PASSAGE PROVIDED:
——
The Government of Queensland created the City of Brisbane with a view to uniting the Brisbane metropolitan area under a single planning and governance structure. The City of Brisbane Act 1924 received assent from the Governor on 30 October 1924. On 1 October 1925, twenty local government areas of various sizes were abolished and merged into the new city, namely:

- Cities:
  - Brisbane
  - South Brisbane
- Towns:
  - Hamilton
  - Ithaca
  - Sandgate
  - Toowong
  - Windsor
  - Wynnum
- Shires:
  - Balmoral
  - Belmont
  - Coorparoo
  - Enoggera
  - Kedron
  - Moggill
  - Sherwood
  - Stephens
  - Taringa
  - Tingalpa
  - Toombul
  - Yeerongpilly

The council also assumed responsibility for several quasi-autonomous government authorities, such as the Brisbane Tramways Trust.
——
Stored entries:
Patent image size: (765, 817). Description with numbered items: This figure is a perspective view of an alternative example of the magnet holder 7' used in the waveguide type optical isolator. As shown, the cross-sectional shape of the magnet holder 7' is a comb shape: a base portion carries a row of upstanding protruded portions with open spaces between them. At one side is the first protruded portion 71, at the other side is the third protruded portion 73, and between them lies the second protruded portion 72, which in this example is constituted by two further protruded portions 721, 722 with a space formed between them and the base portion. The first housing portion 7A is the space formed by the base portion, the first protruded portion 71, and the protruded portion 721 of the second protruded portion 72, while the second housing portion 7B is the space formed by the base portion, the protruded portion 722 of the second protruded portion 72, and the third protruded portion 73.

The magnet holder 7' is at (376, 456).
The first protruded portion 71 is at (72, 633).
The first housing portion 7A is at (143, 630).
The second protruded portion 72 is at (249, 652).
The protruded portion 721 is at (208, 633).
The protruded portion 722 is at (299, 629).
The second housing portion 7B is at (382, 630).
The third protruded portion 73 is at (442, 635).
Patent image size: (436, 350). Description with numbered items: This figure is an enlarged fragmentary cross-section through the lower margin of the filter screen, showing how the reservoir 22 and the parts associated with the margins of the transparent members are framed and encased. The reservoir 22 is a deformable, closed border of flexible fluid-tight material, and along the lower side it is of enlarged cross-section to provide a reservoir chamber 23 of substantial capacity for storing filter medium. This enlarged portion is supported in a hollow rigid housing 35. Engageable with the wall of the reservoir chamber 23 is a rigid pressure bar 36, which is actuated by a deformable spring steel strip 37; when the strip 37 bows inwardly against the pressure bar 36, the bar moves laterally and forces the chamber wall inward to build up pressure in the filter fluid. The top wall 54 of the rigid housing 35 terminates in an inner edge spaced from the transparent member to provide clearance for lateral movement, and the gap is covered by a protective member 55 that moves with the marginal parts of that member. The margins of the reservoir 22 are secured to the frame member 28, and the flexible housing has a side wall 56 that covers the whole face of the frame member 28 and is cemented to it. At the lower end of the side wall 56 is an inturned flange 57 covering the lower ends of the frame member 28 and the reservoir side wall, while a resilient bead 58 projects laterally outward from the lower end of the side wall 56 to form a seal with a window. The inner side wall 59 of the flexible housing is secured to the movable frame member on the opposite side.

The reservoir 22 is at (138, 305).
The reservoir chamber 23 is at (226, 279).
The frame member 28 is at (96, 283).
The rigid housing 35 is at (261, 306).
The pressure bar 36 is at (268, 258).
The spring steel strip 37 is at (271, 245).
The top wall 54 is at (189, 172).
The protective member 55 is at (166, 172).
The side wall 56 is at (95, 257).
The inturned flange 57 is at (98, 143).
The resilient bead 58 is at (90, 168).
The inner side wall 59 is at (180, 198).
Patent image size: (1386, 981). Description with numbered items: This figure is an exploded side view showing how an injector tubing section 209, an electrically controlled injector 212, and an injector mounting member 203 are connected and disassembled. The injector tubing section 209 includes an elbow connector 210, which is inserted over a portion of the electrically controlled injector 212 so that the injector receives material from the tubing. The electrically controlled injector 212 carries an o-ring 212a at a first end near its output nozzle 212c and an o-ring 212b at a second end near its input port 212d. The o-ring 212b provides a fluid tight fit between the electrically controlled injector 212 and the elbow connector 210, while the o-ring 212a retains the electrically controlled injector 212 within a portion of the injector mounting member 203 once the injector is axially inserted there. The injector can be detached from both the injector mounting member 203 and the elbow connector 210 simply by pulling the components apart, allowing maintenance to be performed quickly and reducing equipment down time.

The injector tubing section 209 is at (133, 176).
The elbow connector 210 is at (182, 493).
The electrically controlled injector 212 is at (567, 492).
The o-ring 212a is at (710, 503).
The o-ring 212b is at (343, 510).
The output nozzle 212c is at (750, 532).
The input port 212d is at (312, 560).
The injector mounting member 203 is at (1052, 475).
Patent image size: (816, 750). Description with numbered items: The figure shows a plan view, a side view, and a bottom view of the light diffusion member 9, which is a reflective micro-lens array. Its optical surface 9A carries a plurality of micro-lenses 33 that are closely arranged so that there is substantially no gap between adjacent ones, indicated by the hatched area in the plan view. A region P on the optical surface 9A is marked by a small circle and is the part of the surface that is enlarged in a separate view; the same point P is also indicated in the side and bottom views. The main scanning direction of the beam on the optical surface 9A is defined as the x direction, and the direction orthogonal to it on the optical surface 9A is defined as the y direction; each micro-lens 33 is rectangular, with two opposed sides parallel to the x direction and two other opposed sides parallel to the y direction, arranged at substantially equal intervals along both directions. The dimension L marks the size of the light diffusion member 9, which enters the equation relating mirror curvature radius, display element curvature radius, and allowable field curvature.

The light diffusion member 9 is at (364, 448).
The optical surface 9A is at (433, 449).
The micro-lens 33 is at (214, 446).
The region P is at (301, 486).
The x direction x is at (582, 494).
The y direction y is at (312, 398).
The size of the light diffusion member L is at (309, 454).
——
EXERCISE: Decide whether each statement below agrees with the passage on the creation of the City of Brisbane, answering yes or no and quoting the words of the passage that settle it: (a) The City of Brisbane Act 1924 received the Governor's assent on 30 October 1924. (b) The council took on responsibility for the Brisbane Tramways Trust. (c) The local government areas were merged into the new city during 1924.

EXERCISE SOLUTION:
(a) Yes: "The City of Brisbane Act 1924 received assent from the Governor on 30 October 1924."
(b) Yes: "The council also assumed responsibility for several quasi-autonomous government authorities, such as the Brisbane Tramways Trust."
(c) No: "On 1 October 1925, twenty local government areas of various sizes were abolished and merged into the new city"